**TASK DESCRIPTION:** Return the count of lines that mention "series", with no other words.

(Dataset entries on figures)
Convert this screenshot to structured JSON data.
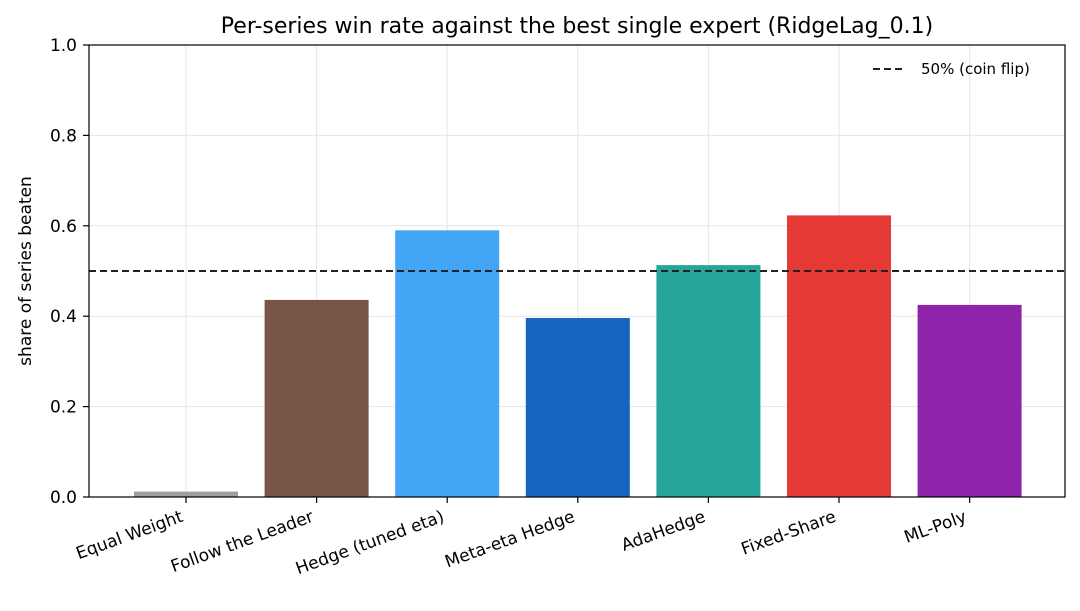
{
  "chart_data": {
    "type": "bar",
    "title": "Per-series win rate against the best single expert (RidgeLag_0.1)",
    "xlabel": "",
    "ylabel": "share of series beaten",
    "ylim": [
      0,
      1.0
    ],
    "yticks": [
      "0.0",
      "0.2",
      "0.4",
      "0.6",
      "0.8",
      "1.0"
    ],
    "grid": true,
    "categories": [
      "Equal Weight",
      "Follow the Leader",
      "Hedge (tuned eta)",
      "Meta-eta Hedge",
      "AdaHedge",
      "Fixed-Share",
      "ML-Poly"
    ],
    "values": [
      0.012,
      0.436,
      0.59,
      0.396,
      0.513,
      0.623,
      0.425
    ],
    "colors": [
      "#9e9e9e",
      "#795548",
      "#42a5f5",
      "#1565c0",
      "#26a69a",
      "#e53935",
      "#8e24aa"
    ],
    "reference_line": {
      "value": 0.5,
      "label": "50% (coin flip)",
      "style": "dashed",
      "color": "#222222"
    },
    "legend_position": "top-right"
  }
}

...

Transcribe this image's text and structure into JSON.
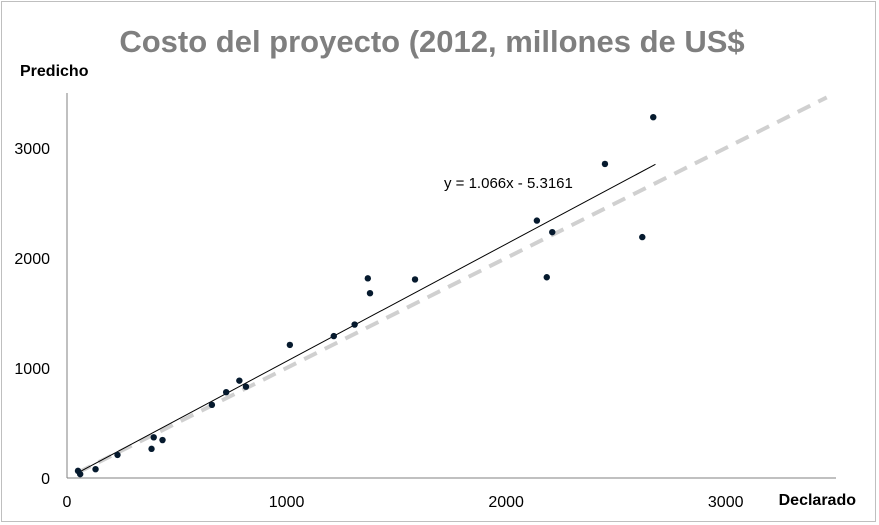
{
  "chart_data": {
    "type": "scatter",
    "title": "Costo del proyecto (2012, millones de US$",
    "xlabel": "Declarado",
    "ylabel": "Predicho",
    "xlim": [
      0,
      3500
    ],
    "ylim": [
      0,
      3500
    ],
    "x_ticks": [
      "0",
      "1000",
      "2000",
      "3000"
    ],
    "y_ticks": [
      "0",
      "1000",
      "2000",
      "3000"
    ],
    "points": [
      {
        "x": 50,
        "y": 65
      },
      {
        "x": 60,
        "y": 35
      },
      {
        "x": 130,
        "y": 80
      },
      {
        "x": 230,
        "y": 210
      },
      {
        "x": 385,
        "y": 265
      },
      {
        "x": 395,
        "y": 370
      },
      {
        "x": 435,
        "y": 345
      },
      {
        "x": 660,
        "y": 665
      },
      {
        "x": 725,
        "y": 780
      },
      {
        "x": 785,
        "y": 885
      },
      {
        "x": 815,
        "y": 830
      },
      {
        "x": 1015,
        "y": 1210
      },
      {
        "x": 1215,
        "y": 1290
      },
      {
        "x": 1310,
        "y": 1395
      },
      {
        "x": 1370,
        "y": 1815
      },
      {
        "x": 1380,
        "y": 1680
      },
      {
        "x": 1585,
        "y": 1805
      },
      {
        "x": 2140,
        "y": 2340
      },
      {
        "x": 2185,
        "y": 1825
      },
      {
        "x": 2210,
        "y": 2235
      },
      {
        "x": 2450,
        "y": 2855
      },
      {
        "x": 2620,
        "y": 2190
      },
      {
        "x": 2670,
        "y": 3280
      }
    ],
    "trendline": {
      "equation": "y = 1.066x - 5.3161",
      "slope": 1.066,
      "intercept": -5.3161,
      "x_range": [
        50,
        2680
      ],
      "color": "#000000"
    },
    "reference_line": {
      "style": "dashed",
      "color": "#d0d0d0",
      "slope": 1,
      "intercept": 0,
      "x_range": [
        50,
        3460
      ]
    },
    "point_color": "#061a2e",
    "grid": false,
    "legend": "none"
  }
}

**PROBLEM SOLUTION:** 2